From the records below, pull each line that has "name".
------------------------
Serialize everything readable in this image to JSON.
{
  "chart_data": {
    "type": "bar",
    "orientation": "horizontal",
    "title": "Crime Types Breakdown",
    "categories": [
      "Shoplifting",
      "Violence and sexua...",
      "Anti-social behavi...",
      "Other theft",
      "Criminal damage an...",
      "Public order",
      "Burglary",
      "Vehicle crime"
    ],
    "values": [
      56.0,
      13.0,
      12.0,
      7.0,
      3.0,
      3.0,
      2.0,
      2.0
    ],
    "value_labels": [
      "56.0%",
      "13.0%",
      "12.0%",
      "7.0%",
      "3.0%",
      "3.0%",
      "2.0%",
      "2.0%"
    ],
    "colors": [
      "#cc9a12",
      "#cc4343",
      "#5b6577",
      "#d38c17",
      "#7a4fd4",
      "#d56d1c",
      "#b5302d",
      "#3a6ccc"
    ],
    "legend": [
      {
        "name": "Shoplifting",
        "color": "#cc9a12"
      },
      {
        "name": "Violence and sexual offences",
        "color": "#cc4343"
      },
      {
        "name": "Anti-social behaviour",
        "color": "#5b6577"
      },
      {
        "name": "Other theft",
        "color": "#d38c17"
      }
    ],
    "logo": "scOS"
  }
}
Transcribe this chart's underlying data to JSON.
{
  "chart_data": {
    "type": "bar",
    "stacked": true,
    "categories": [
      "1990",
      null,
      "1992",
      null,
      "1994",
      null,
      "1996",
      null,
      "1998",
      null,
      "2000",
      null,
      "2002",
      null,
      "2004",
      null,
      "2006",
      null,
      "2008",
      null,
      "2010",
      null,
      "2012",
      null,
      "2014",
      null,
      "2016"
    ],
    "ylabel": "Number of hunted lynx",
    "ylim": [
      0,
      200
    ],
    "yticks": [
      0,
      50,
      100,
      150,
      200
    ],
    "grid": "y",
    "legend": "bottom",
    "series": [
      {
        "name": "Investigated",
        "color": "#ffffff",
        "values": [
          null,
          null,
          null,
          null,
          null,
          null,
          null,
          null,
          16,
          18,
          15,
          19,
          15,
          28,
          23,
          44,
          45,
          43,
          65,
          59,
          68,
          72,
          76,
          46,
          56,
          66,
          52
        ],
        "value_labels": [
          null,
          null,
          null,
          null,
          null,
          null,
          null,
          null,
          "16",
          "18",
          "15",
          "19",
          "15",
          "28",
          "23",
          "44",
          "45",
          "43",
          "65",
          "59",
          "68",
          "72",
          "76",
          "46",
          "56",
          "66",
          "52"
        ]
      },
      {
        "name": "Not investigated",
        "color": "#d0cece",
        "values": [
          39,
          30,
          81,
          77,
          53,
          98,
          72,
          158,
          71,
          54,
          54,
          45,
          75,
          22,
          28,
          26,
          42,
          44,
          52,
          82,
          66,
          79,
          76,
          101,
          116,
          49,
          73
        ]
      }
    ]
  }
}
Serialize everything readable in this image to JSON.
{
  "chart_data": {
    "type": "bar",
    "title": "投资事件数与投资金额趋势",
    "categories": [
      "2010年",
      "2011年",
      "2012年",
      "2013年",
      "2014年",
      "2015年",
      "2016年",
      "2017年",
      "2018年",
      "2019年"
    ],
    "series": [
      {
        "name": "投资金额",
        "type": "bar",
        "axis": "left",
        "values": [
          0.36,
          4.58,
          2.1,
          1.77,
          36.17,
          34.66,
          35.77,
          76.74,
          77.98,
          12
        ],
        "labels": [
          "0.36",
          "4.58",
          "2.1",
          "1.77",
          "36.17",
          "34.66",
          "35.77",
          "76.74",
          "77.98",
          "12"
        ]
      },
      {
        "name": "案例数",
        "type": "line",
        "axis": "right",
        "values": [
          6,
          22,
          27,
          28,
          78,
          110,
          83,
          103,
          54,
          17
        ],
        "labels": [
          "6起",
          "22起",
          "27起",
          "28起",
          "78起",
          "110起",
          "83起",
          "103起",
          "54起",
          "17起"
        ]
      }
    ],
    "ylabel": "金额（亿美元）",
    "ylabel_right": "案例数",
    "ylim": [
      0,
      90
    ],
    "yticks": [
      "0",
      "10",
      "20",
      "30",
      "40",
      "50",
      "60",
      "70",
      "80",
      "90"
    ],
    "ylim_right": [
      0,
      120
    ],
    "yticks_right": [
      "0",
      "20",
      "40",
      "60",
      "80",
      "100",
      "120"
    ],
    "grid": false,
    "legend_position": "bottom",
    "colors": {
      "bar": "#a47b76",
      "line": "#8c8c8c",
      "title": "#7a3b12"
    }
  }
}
------------------------
OUTPUT OF THE TASK –
        "name": "Shoplifting",
        "name": "Violence and sexual offences",
        "name": "Anti-social behaviour",
        "name": "Other theft",
        "name": "Investigated",
        "name": "Not investigated",
        "name": "投资金额",
        "name": "案例数",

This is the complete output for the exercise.